══ RECORD LIST ══

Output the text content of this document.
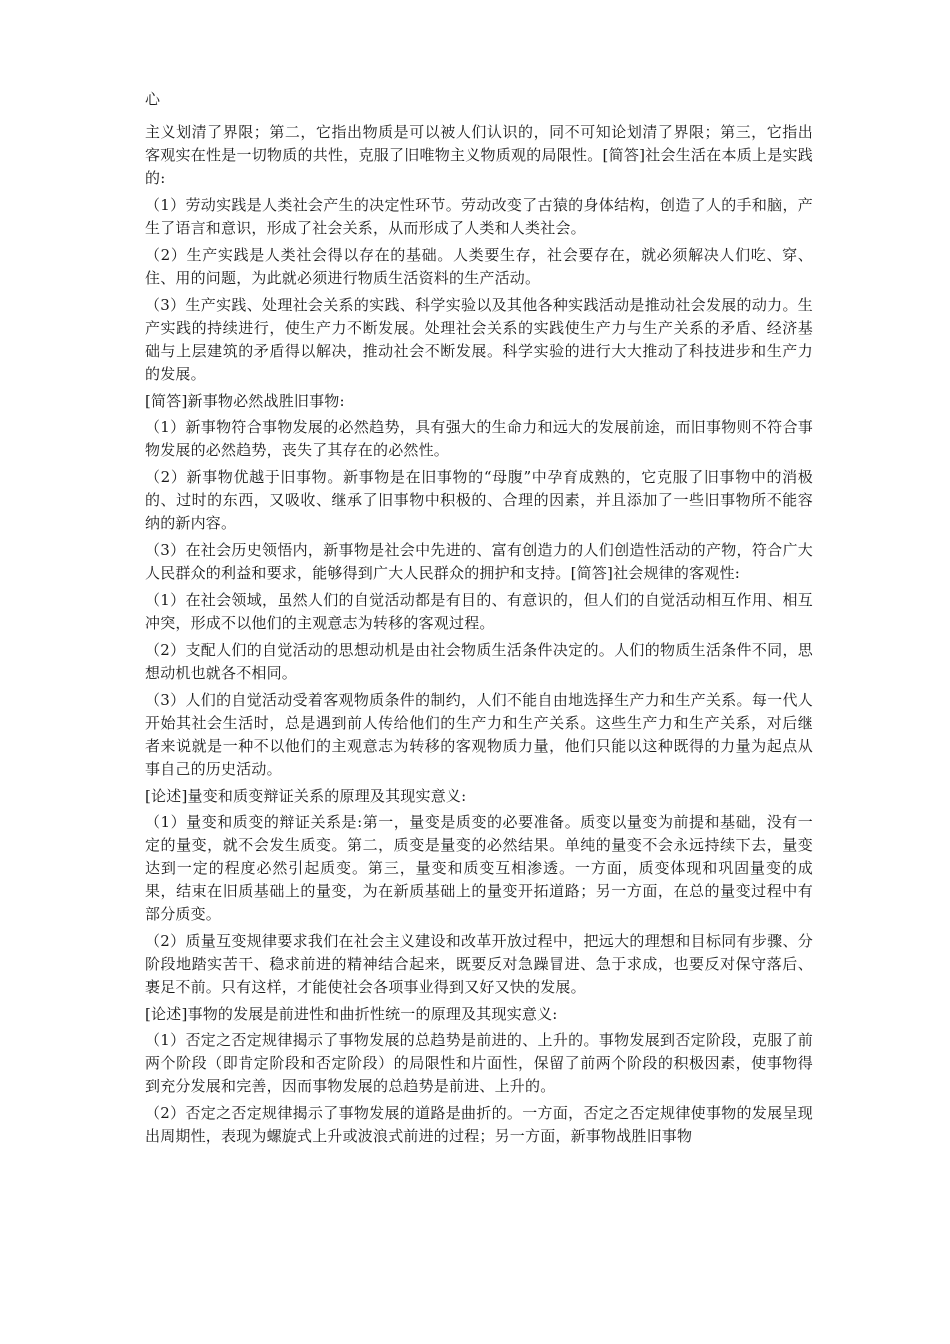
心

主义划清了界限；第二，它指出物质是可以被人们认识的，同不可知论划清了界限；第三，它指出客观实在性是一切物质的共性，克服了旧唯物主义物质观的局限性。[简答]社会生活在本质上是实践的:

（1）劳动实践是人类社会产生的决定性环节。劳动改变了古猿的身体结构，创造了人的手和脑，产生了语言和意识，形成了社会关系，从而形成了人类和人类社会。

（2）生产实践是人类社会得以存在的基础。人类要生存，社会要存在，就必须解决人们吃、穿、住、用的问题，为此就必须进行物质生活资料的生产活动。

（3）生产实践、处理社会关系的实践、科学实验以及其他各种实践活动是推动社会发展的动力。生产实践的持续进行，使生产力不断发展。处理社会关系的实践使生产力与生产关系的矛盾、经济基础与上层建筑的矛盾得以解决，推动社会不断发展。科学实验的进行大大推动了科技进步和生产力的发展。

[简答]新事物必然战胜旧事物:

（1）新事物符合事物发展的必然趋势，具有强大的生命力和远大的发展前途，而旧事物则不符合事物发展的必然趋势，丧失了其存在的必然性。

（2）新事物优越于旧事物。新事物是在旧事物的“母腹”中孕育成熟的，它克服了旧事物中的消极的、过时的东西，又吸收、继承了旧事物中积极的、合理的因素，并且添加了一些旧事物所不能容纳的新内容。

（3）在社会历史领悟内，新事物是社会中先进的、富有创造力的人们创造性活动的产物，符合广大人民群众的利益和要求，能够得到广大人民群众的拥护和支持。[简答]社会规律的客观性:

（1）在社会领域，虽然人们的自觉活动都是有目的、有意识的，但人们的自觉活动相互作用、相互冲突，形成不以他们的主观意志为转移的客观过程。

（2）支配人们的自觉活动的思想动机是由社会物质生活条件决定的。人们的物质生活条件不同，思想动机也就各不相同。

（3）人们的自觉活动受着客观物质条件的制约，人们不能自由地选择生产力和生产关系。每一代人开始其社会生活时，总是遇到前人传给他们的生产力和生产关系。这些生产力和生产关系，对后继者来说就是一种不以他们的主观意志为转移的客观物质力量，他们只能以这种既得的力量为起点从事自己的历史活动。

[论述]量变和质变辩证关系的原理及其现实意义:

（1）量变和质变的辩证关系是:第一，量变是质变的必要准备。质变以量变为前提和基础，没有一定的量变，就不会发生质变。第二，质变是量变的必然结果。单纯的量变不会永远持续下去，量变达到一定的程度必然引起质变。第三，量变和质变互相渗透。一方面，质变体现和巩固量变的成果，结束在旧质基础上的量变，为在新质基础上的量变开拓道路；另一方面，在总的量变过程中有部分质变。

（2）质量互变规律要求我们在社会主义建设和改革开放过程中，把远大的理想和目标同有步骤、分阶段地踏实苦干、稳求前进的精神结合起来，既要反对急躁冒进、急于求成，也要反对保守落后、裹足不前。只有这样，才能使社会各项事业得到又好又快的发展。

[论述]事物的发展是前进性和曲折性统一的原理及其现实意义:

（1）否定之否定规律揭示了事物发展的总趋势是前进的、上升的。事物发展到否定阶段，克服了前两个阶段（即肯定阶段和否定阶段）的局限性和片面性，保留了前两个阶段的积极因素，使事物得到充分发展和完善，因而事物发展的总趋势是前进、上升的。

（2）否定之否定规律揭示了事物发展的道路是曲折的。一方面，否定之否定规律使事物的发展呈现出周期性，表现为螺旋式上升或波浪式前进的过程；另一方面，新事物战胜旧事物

═══

How many lines of these entries contain the string "另一方面"? Reply with the number alone.

2